▶ **About this task**
Produce an exact transcript of all the records.
++++ Material shown
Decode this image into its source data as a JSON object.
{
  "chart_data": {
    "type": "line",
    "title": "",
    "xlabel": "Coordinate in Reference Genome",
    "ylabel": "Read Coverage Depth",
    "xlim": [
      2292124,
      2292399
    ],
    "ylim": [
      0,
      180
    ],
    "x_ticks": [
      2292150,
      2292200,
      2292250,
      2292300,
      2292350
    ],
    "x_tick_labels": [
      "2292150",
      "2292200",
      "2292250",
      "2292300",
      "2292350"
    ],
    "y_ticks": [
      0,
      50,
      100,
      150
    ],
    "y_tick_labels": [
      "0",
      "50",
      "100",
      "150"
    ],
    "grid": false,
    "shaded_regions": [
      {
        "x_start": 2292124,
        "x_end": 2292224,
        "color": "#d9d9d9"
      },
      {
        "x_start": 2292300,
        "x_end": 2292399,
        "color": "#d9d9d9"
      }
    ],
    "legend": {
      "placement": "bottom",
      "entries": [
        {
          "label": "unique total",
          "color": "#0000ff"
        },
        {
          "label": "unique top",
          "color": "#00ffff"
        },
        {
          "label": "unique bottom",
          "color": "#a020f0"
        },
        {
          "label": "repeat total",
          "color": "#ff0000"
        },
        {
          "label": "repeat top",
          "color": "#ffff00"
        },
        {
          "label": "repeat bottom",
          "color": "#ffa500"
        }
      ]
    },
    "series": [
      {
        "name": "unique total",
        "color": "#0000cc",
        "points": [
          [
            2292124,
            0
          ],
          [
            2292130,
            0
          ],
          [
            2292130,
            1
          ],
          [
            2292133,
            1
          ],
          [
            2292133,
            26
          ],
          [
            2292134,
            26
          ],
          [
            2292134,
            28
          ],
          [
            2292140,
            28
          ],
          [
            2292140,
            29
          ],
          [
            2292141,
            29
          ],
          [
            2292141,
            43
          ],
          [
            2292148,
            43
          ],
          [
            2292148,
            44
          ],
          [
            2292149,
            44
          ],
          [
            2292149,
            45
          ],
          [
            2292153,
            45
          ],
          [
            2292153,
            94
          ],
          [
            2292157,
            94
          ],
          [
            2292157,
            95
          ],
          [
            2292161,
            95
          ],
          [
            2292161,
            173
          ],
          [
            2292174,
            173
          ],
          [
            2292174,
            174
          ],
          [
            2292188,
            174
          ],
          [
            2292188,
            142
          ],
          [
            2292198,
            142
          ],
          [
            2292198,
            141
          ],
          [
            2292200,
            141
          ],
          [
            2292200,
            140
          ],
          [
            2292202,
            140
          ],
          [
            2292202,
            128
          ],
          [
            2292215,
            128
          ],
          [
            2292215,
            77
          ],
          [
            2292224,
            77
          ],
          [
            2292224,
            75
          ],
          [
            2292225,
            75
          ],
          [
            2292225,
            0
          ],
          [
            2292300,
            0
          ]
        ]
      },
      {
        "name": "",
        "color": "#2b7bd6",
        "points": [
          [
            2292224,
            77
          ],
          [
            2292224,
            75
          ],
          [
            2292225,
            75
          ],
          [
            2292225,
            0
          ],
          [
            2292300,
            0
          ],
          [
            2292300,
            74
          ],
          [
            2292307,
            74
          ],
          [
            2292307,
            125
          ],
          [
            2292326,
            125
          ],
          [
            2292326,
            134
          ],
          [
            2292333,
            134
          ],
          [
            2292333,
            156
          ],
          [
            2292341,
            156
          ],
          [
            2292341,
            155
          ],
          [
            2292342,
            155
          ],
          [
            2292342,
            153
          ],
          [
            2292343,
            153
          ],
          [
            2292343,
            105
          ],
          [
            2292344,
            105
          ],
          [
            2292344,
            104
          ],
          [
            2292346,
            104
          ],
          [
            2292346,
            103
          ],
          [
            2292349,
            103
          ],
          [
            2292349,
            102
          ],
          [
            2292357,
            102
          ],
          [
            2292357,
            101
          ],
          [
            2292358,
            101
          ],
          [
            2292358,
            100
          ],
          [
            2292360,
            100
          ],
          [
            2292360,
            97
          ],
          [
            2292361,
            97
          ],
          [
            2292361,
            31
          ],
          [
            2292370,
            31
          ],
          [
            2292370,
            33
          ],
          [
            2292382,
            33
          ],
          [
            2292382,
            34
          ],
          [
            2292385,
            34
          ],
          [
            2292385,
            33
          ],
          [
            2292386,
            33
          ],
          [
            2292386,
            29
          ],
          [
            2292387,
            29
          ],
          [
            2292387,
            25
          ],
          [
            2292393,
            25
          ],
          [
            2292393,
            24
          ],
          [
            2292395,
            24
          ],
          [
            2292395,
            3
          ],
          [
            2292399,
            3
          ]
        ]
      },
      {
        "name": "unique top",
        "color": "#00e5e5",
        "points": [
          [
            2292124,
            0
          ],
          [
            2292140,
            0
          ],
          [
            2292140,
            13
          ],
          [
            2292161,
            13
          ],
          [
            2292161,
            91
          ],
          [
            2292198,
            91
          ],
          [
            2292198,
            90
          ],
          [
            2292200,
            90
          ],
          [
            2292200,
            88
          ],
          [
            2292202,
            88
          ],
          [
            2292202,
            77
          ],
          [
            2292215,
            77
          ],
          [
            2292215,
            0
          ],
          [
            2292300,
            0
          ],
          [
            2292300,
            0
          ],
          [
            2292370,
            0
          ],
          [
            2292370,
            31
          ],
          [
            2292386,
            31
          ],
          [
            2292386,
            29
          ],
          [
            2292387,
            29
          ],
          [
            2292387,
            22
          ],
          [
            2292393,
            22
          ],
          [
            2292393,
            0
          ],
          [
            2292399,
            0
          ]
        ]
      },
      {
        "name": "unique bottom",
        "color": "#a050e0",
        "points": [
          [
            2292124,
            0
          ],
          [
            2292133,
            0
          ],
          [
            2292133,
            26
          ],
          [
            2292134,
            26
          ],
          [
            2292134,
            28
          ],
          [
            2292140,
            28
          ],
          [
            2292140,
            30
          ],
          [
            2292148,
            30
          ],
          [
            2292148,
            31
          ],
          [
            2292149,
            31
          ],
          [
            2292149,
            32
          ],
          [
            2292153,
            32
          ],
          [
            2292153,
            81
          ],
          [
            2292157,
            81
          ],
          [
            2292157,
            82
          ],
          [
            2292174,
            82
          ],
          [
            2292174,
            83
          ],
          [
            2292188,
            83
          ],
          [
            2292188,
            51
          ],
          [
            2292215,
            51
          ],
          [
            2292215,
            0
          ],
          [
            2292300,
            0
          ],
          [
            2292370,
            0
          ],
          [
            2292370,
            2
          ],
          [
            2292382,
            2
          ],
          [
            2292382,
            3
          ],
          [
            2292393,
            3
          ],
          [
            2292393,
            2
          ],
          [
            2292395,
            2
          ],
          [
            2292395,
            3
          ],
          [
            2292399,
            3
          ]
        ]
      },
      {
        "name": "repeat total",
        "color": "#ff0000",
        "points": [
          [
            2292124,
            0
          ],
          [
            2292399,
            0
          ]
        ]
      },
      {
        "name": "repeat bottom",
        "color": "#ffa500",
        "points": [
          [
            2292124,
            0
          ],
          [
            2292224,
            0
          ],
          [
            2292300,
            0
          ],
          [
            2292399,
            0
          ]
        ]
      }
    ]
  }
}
++++++++
▶ **Task output**
Decode this image into its source data as a JSON object.
{
  "chart_data": {
    "type": "line",
    "title": "",
    "xlabel": "Coordinate in Reference Genome",
    "ylabel": "Read Coverage Depth",
    "xlim": [
      2292124,
      2292399
    ],
    "ylim": [
      0,
      180
    ],
    "x_ticks": [
      2292150,
      2292200,
      2292250,
      2292300,
      2292350
    ],
    "x_tick_labels": [
      "2292150",
      "2292200",
      "2292250",
      "2292300",
      "2292350"
    ],
    "y_ticks": [
      0,
      50,
      100,
      150
    ],
    "y_tick_labels": [
      "0",
      "50",
      "100",
      "150"
    ],
    "grid": false,
    "shaded_regions": [
      {
        "x_start": 2292124,
        "x_end": 2292224,
        "color": "#d9d9d9"
      },
      {
        "x_start": 2292300,
        "x_end": 2292399,
        "color": "#d9d9d9"
      }
    ],
    "legend": {
      "placement": "bottom",
      "entries": [
        {
          "label": "unique total",
          "color": "#0000ff"
        },
        {
          "label": "unique top",
          "color": "#00ffff"
        },
        {
          "label": "unique bottom",
          "color": "#a020f0"
        },
        {
          "label": "repeat total",
          "color": "#ff0000"
        },
        {
          "label": "repeat top",
          "color": "#ffff00"
        },
        {
          "label": "repeat bottom",
          "color": "#ffa500"
        }
      ]
    },
    "series": [
      {
        "name": "unique total",
        "color": "#0000cc",
        "points": [
          [
            2292124,
            0
          ],
          [
            2292130,
            0
          ],
          [
            2292130,
            1
          ],
          [
            2292133,
            1
          ],
          [
            2292133,
            26
          ],
          [
            2292134,
            26
          ],
          [
            2292134,
            28
          ],
          [
            2292140,
            28
          ],
          [
            2292140,
            29
          ],
          [
            2292141,
            29
          ],
          [
            2292141,
            43
          ],
          [
            2292148,
            43
          ],
          [
            2292148,
            44
          ],
          [
            2292149,
            44
          ],
          [
            2292149,
            45
          ],
          [
            2292153,
            45
          ],
          [
            2292153,
            94
          ],
          [
            2292157,
            94
          ],
          [
            2292157,
            95
          ],
          [
            2292161,
            95
          ],
          [
            2292161,
            173
          ],
          [
            2292174,
            173
          ],
          [
            2292174,
            174
          ],
          [
            2292188,
            174
          ],
          [
            2292188,
            142
          ],
          [
            2292198,
            142
          ],
          [
            2292198,
            141
          ],
          [
            2292200,
            141
          ],
          [
            2292200,
            140
          ],
          [
            2292202,
            140
          ],
          [
            2292202,
            128
          ],
          [
            2292215,
            128
          ],
          [
            2292215,
            77
          ],
          [
            2292224,
            77
          ],
          [
            2292224,
            75
          ],
          [
            2292225,
            75
          ],
          [
            2292225,
            0
          ],
          [
            2292300,
            0
          ]
        ]
      },
      {
        "name": "",
        "color": "#2b7bd6",
        "points": [
          [
            2292224,
            77
          ],
          [
            2292224,
            75
          ],
          [
            2292225,
            75
          ],
          [
            2292225,
            0
          ],
          [
            2292300,
            0
          ],
          [
            2292300,
            74
          ],
          [
            2292307,
            74
          ],
          [
            2292307,
            125
          ],
          [
            2292326,
            125
          ],
          [
            2292326,
            134
          ],
          [
            2292333,
            134
          ],
          [
            2292333,
            156
          ],
          [
            2292341,
            156
          ],
          [
            2292341,
            155
          ],
          [
            2292342,
            155
          ],
          [
            2292342,
            153
          ],
          [
            2292343,
            153
          ],
          [
            2292343,
            105
          ],
          [
            2292344,
            105
          ],
          [
            2292344,
            104
          ],
          [
            2292346,
            104
          ],
          [
            2292346,
            103
          ],
          [
            2292349,
            103
          ],
          [
            2292349,
            102
          ],
          [
            2292357,
            102
          ],
          [
            2292357,
            101
          ],
          [
            2292358,
            101
          ],
          [
            2292358,
            100
          ],
          [
            2292360,
            100
          ],
          [
            2292360,
            97
          ],
          [
            2292361,
            97
          ],
          [
            2292361,
            31
          ],
          [
            2292370,
            31
          ],
          [
            2292370,
            33
          ],
          [
            2292382,
            33
          ],
          [
            2292382,
            34
          ],
          [
            2292385,
            34
          ],
          [
            2292385,
            33
          ],
          [
            2292386,
            33
          ],
          [
            2292386,
            29
          ],
          [
            2292387,
            29
          ],
          [
            2292387,
            25
          ],
          [
            2292393,
            25
          ],
          [
            2292393,
            24
          ],
          [
            2292395,
            24
          ],
          [
            2292395,
            3
          ],
          [
            2292399,
            3
          ]
        ]
      },
      {
        "name": "unique top",
        "color": "#00e5e5",
        "points": [
          [
            2292124,
            0
          ],
          [
            2292140,
            0
          ],
          [
            2292140,
            13
          ],
          [
            2292161,
            13
          ],
          [
            2292161,
            91
          ],
          [
            2292198,
            91
          ],
          [
            2292198,
            90
          ],
          [
            2292200,
            90
          ],
          [
            2292200,
            88
          ],
          [
            2292202,
            88
          ],
          [
            2292202,
            77
          ],
          [
            2292215,
            77
          ],
          [
            2292215,
            0
          ],
          [
            2292300,
            0
          ],
          [
            2292300,
            0
          ],
          [
            2292370,
            0
          ],
          [
            2292370,
            31
          ],
          [
            2292386,
            31
          ],
          [
            2292386,
            29
          ],
          [
            2292387,
            29
          ],
          [
            2292387,
            22
          ],
          [
            2292393,
            22
          ],
          [
            2292393,
            0
          ],
          [
            2292399,
            0
          ]
        ]
      },
      {
        "name": "unique bottom",
        "color": "#a050e0",
        "points": [
          [
            2292124,
            0
          ],
          [
            2292133,
            0
          ],
          [
            2292133,
            26
          ],
          [
            2292134,
            26
          ],
          [
            2292134,
            28
          ],
          [
            2292140,
            28
          ],
          [
            2292140,
            30
          ],
          [
            2292148,
            30
          ],
          [
            2292148,
            31
          ],
          [
            2292149,
            31
          ],
          [
            2292149,
            32
          ],
          [
            2292153,
            32
          ],
          [
            2292153,
            81
          ],
          [
            2292157,
            81
          ],
          [
            2292157,
            82
          ],
          [
            2292174,
            82
          ],
          [
            2292174,
            83
          ],
          [
            2292188,
            83
          ],
          [
            2292188,
            51
          ],
          [
            2292215,
            51
          ],
          [
            2292215,
            0
          ],
          [
            2292300,
            0
          ],
          [
            2292370,
            0
          ],
          [
            2292370,
            2
          ],
          [
            2292382,
            2
          ],
          [
            2292382,
            3
          ],
          [
            2292393,
            3
          ],
          [
            2292393,
            2
          ],
          [
            2292395,
            2
          ],
          [
            2292395,
            3
          ],
          [
            2292399,
            3
          ]
        ]
      },
      {
        "name": "repeat total",
        "color": "#ff0000",
        "points": [
          [
            2292124,
            0
          ],
          [
            2292399,
            0
          ]
        ]
      },
      {
        "name": "repeat bottom",
        "color": "#ffa500",
        "points": [
          [
            2292124,
            0
          ],
          [
            2292224,
            0
          ],
          [
            2292300,
            0
          ],
          [
            2292399,
            0
          ]
        ]
      }
    ]
  }
}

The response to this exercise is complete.